What follows is a listing; give it again exactly, in its entirety.

<<<<

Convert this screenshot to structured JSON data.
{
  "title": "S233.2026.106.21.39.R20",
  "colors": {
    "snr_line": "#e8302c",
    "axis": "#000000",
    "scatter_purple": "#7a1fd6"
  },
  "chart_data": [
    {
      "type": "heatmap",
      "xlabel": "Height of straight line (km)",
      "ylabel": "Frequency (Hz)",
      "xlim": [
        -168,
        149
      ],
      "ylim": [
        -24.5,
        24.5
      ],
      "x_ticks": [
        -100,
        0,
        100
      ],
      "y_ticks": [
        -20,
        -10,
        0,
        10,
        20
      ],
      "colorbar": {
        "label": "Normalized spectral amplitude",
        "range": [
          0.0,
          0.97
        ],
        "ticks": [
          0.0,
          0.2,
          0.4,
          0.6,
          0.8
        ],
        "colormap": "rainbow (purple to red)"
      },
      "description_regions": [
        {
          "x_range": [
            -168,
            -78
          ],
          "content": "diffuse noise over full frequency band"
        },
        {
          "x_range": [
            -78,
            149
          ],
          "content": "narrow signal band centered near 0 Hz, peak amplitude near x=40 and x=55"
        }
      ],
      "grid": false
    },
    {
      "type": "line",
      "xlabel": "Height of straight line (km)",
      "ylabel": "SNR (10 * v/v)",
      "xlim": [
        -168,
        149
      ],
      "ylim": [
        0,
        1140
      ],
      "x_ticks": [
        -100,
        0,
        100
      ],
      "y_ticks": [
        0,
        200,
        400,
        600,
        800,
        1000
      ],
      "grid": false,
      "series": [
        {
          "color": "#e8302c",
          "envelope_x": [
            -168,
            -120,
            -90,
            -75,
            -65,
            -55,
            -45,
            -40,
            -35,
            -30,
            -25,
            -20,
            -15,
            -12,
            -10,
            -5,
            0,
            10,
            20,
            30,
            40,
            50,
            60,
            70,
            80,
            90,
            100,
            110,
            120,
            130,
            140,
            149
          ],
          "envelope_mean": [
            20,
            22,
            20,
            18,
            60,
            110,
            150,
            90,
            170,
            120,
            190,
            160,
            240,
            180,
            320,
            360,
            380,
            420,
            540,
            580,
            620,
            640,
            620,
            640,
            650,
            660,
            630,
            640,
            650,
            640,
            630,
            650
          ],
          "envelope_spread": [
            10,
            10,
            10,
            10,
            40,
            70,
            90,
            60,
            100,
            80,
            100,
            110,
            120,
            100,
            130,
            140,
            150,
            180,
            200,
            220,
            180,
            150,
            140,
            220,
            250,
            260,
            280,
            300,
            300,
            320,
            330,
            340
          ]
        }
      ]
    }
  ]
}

>>>>

§ **TASK RESULT**
Convert this screenshot to structured JSON data.
{
  "title": "S233.2026.106.21.39.R20",
  "colors": {
    "snr_line": "#e8302c",
    "axis": "#000000",
    "scatter_purple": "#7a1fd6"
  },
  "chart_data": [
    {
      "type": "heatmap",
      "xlabel": "Height of straight line (km)",
      "ylabel": "Frequency (Hz)",
      "xlim": [
        -168,
        149
      ],
      "ylim": [
        -24.5,
        24.5
      ],
      "x_ticks": [
        -100,
        0,
        100
      ],
      "y_ticks": [
        -20,
        -10,
        0,
        10,
        20
      ],
      "colorbar": {
        "label": "Normalized spectral amplitude",
        "range": [
          0.0,
          0.97
        ],
        "ticks": [
          0.0,
          0.2,
          0.4,
          0.6,
          0.8
        ],
        "colormap": "rainbow (purple to red)"
      },
      "description_regions": [
        {
          "x_range": [
            -168,
            -78
          ],
          "content": "diffuse noise over full frequency band"
        },
        {
          "x_range": [
            -78,
            149
          ],
          "content": "narrow signal band centered near 0 Hz, peak amplitude near x=40 and x=55"
        }
      ],
      "grid": false
    },
    {
      "type": "line",
      "xlabel": "Height of straight line (km)",
      "ylabel": "SNR (10 * v/v)",
      "xlim": [
        -168,
        149
      ],
      "ylim": [
        0,
        1140
      ],
      "x_ticks": [
        -100,
        0,
        100
      ],
      "y_ticks": [
        0,
        200,
        400,
        600,
        800,
        1000
      ],
      "grid": false,
      "series": [
        {
          "color": "#e8302c",
          "envelope_x": [
            -168,
            -120,
            -90,
            -75,
            -65,
            -55,
            -45,
            -40,
            -35,
            -30,
            -25,
            -20,
            -15,
            -12,
            -10,
            -5,
            0,
            10,
            20,
            30,
            40,
            50,
            60,
            70,
            80,
            90,
            100,
            110,
            120,
            130,
            140,
            149
          ],
          "envelope_mean": [
            20,
            22,
            20,
            18,
            60,
            110,
            150,
            90,
            170,
            120,
            190,
            160,
            240,
            180,
            320,
            360,
            380,
            420,
            540,
            580,
            620,
            640,
            620,
            640,
            650,
            660,
            630,
            640,
            650,
            640,
            630,
            650
          ],
          "envelope_spread": [
            10,
            10,
            10,
            10,
            40,
            70,
            90,
            60,
            100,
            80,
            100,
            110,
            120,
            100,
            130,
            140,
            150,
            180,
            200,
            220,
            180,
            150,
            140,
            220,
            250,
            260,
            280,
            300,
            300,
            320,
            330,
            340
          ]
        }
      ]
    }
  ]
}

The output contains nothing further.